━━━ TASK INPUTS ━━━

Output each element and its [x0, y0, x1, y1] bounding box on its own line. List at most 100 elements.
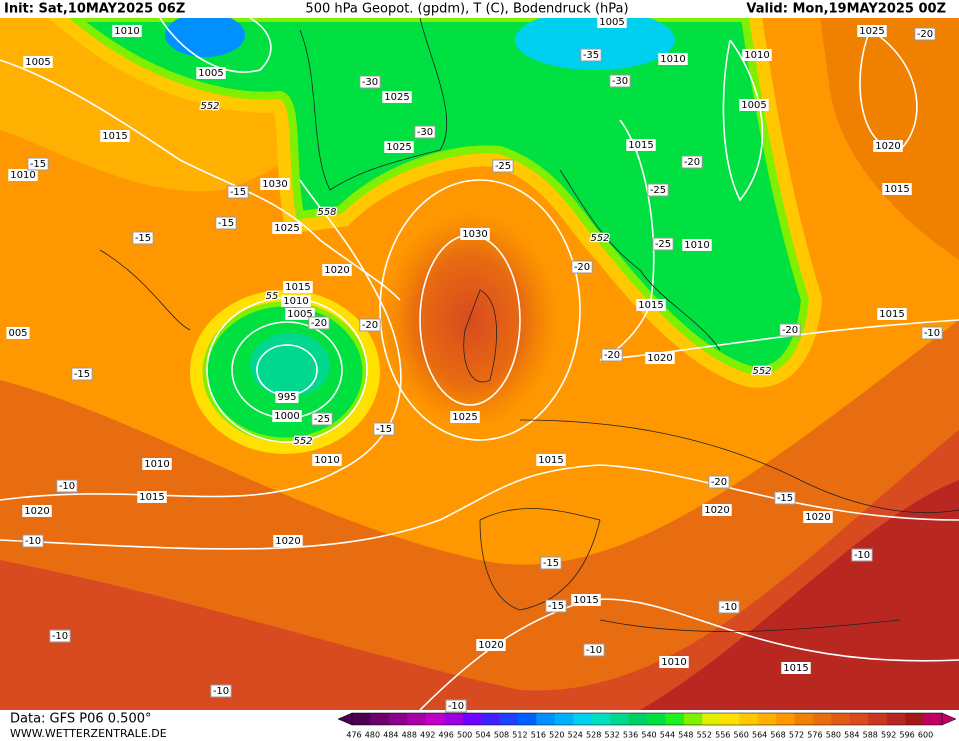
temperature-label-bg — [308, 316, 330, 330]
geopotential-label: 558 — [317, 207, 336, 218]
isobar-label-bg — [626, 139, 656, 151]
isobar-label-bg — [285, 308, 315, 320]
colorbar-tick-label: 560 — [734, 731, 749, 740]
colorbar-swatch — [628, 713, 648, 725]
isobar-label-bg — [273, 535, 303, 547]
colorbar-swatch — [481, 713, 500, 725]
isobar-label-bg — [877, 308, 907, 320]
temperature-label-bg — [921, 326, 943, 340]
temperature-label-bg — [583, 643, 605, 657]
isobar-label: 1025 — [386, 142, 411, 153]
colorbar-tick-label: 584 — [844, 731, 859, 740]
isobar-label-bg — [100, 130, 130, 142]
temperature-label-bg — [540, 556, 562, 570]
coastlines — [99, 18, 959, 632]
colorbar-tick-label: 568 — [770, 731, 785, 740]
isobar — [722, 39, 764, 202]
colorbar-tick-label: 524 — [568, 731, 583, 740]
isobar-label: 1025 — [384, 92, 409, 103]
temperature-label: -10 — [721, 602, 737, 613]
colorbar-tick-label: 532 — [604, 731, 619, 740]
temperature-label: -10 — [213, 686, 229, 697]
isobar — [0, 464, 959, 550]
colorbar-tick-label: 588 — [863, 731, 878, 740]
temperature-label: -20 — [917, 29, 933, 40]
isobar-label-bg — [112, 25, 142, 37]
isobar-label: 1015 — [285, 282, 310, 293]
isobar-label-bg — [22, 505, 52, 517]
temperature-label: -15 — [376, 424, 392, 435]
colorbar-tick-label: 480 — [365, 731, 380, 740]
colorbar-tick-label: 512 — [512, 731, 527, 740]
isobar-label-bg — [597, 16, 627, 28]
coastline — [519, 419, 959, 513]
temperature-label-bg — [718, 600, 740, 614]
colorbar-swatch — [702, 713, 722, 725]
isobar-label-bg — [536, 454, 566, 466]
isobar-label-bg — [281, 295, 311, 307]
colorbar-tick-label: 520 — [549, 731, 564, 740]
temperature-label-bg — [545, 599, 567, 613]
colorbar: 476 480 484 488 492 496 500 504 508 512 516 520 524 5… — [337, 712, 957, 740]
colorbar-swatch — [517, 713, 537, 725]
isobar — [599, 119, 655, 361]
colorbar-tick-label: 504 — [475, 731, 490, 740]
isobar-label: 1015 — [638, 300, 663, 311]
temperature-label-bg — [647, 183, 669, 197]
temperature-label: -10 — [924, 328, 940, 339]
temperature-label: -20 — [711, 477, 727, 488]
isobar-label: 1005 — [25, 57, 50, 68]
colorbar-tick-label: 548 — [678, 731, 693, 740]
isobar-label-bg — [682, 239, 712, 251]
isobar — [379, 179, 581, 441]
isobar-label: 1015 — [538, 455, 563, 466]
temperature-label-bg — [681, 155, 703, 169]
isobar-label: 1010 — [684, 240, 709, 251]
isobar-label-bg — [322, 264, 352, 276]
isobar-label-bg — [196, 67, 226, 79]
colorbar-swatch — [757, 713, 777, 725]
colorbar-swatch — [776, 713, 795, 725]
colorbar-tick-label: 556 — [715, 731, 730, 740]
isobar-label: 1015 — [573, 595, 598, 606]
temperature-label: -30 — [612, 76, 628, 87]
isobar-label: 1015 — [783, 663, 808, 674]
map-labels: 1010 1005 1005 1015 1010 1030 1025 1020 1015 1010… — [6, 16, 943, 713]
isobar-label: 1025 — [859, 26, 884, 37]
field-cold-west — [165, 18, 245, 57]
temperature-label-bg — [445, 699, 467, 713]
valid-time: Valid: Mon,19MAY2025 00Z — [746, 2, 946, 17]
isobar-label-bg — [739, 99, 769, 111]
temperature-label-bg — [580, 48, 602, 62]
colorbar-tick-label: 484 — [383, 731, 398, 740]
isobar-label-bg — [272, 410, 302, 422]
colorbar-tick-label: 564 — [752, 731, 767, 740]
temperature-label: -20 — [604, 350, 620, 361]
coastline — [299, 18, 448, 191]
colorbar-swatch — [425, 713, 445, 725]
colorbar-swatch — [462, 713, 482, 725]
isobar-label-bg — [659, 656, 689, 668]
colorbar-tick-label: 516 — [531, 731, 546, 740]
colorbar-swatch — [739, 713, 758, 725]
field-trough — [68, 18, 810, 375]
colorbar-tick-label: 528 — [586, 731, 601, 740]
colorbar-tick-label: 476 — [346, 731, 361, 740]
field-hot — [0, 430, 959, 710]
isobar-label-bg — [645, 352, 675, 364]
isobar-label-bg — [636, 299, 666, 311]
isobar-label: 1015 — [879, 309, 904, 320]
isobar-label-bg — [23, 56, 53, 68]
isobar-label: 1020 — [704, 505, 729, 516]
isobar-label: 1015 — [628, 140, 653, 151]
colorbar-swatch — [573, 713, 592, 725]
colorbar-swatch — [591, 713, 611, 725]
colorbar-tick-label: 596 — [899, 731, 914, 740]
isobar-label: 1020 — [275, 536, 300, 547]
isobar-label: 1005 — [198, 68, 223, 79]
colorbar-tick-label: 508 — [494, 731, 509, 740]
init-time: Init: Sat,10MAY2025 06Z — [4, 2, 185, 17]
isobar-label-bg — [742, 49, 772, 61]
isobar-label-bg — [450, 411, 480, 423]
colorbar-swatch — [610, 713, 629, 725]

━━━

**OBJECTIVE**
Could you retype every line of the records above without changing anything, leaving the pictures out?

**RESPONSE**
Output each element and its [x0, y0, x1, y1] bounding box on its own line. List at most 100 elements.
temperature-label-bg — [308, 316, 330, 330]
geopotential-label: 558 — [317, 207, 336, 218]
isobar-label-bg — [626, 139, 656, 151]
isobar-label-bg — [285, 308, 315, 320]
colorbar-tick-label: 560 — [734, 731, 749, 740]
colorbar-swatch — [628, 713, 648, 725]
isobar-label-bg — [273, 535, 303, 547]
colorbar-swatch — [481, 713, 500, 725]
isobar-label-bg — [877, 308, 907, 320]
temperature-label-bg — [921, 326, 943, 340]
temperature-label-bg — [583, 643, 605, 657]
isobar-label: 1025 — [386, 142, 411, 153]
colorbar-tick-label: 584 — [844, 731, 859, 740]
isobar-label-bg — [100, 130, 130, 142]
temperature-label-bg — [540, 556, 562, 570]
coastlines — [99, 18, 959, 632]
colorbar-tick-label: 568 — [770, 731, 785, 740]
isobar — [722, 39, 764, 202]
colorbar-tick-label: 524 — [568, 731, 583, 740]
isobar-label: 1025 — [384, 92, 409, 103]
temperature-label: -10 — [721, 602, 737, 613]
colorbar-tick-label: 532 — [604, 731, 619, 740]
temperature-label: -10 — [213, 686, 229, 697]
isobar — [0, 464, 959, 550]
colorbar-tick-label: 588 — [863, 731, 878, 740]
temperature-label: -20 — [917, 29, 933, 40]
isobar-label-bg — [112, 25, 142, 37]
isobar-label: 1015 — [285, 282, 310, 293]
isobar-label-bg — [22, 505, 52, 517]
temperature-label: -15 — [376, 424, 392, 435]
colorbar-tick-label: 480 — [365, 731, 380, 740]
colorbar-tick-label: 512 — [512, 731, 527, 740]
isobar-label-bg — [597, 16, 627, 28]
coastline — [519, 419, 959, 513]
temperature-label-bg — [718, 600, 740, 614]
colorbar-swatch — [702, 713, 722, 725]
isobar-label-bg — [536, 454, 566, 466]
isobar-label-bg — [281, 295, 311, 307]
colorbar-tick-label: 520 — [549, 731, 564, 740]
temperature-label-bg — [545, 599, 567, 613]
colorbar: 476 480 484 488 492 496 500 504 508 512 516 520 524 5… — [337, 712, 957, 740]
colorbar-swatch — [517, 713, 537, 725]
isobar — [599, 119, 655, 361]
colorbar-tick-label: 504 — [475, 731, 490, 740]
isobar-label: 1015 — [638, 300, 663, 311]
temperature-label-bg — [647, 183, 669, 197]
temperature-label: -10 — [924, 328, 940, 339]
temperature-label: -20 — [711, 477, 727, 488]
isobar-label: 1005 — [25, 57, 50, 68]
colorbar-tick-label: 548 — [678, 731, 693, 740]
isobar-label-bg — [682, 239, 712, 251]
isobar — [379, 179, 581, 441]
isobar-label: 1015 — [538, 455, 563, 466]
temperature-label-bg — [681, 155, 703, 169]
isobar-label: 1010 — [684, 240, 709, 251]
isobar-label-bg — [322, 264, 352, 276]
isobar-label-bg — [196, 67, 226, 79]
colorbar-swatch — [757, 713, 777, 725]
colorbar-swatch — [776, 713, 795, 725]
colorbar-tick-label: 556 — [715, 731, 730, 740]
isobar-label: 1015 — [573, 595, 598, 606]
temperature-label: -30 — [612, 76, 628, 87]
isobar-label: 1015 — [783, 663, 808, 674]
map-labels: 1010 1005 1005 1015 1010 1030 1025 1020 1015 1010… — [6, 16, 943, 713]
isobar-label: 1025 — [859, 26, 884, 37]
field-cold-west — [165, 18, 245, 57]
temperature-label-bg — [445, 699, 467, 713]
valid-time: Valid: Mon,19MAY2025 00Z — [746, 2, 946, 17]
isobar-label-bg — [739, 99, 769, 111]
temperature-label-bg — [580, 48, 602, 62]
colorbar-tick-label: 484 — [383, 731, 398, 740]
isobar-label-bg — [272, 410, 302, 422]
colorbar-tick-label: 564 — [752, 731, 767, 740]
temperature-label: -20 — [604, 350, 620, 361]
coastline — [299, 18, 448, 191]
colorbar-swatch — [425, 713, 445, 725]
colorbar-swatch — [462, 713, 482, 725]
isobar-label-bg — [659, 656, 689, 668]
colorbar-tick-label: 516 — [531, 731, 546, 740]
colorbar-swatch — [739, 713, 758, 725]
field-trough — [68, 18, 810, 375]
colorbar-tick-label: 528 — [586, 731, 601, 740]
colorbar-tick-label: 476 — [346, 731, 361, 740]
field-hot — [0, 430, 959, 710]
isobar-label-bg — [645, 352, 675, 364]
isobar-label-bg — [636, 299, 666, 311]
isobar-label: 1015 — [879, 309, 904, 320]
isobar-label-bg — [23, 56, 53, 68]
isobar-label: 1020 — [704, 505, 729, 516]
isobar-label: 1015 — [628, 140, 653, 151]
colorbar-swatch — [573, 713, 592, 725]
colorbar-swatch — [591, 713, 611, 725]
colorbar-tick-label: 596 — [899, 731, 914, 740]
isobar-label: 1020 — [275, 536, 300, 547]
isobar-label: 1005 — [198, 68, 223, 79]
colorbar-tick-label: 508 — [494, 731, 509, 740]
init-time: Init: Sat,10MAY2025 06Z — [4, 2, 185, 17]
isobar-label-bg — [742, 49, 772, 61]
isobar-label-bg — [450, 411, 480, 423]
colorbar-swatch — [610, 713, 629, 725]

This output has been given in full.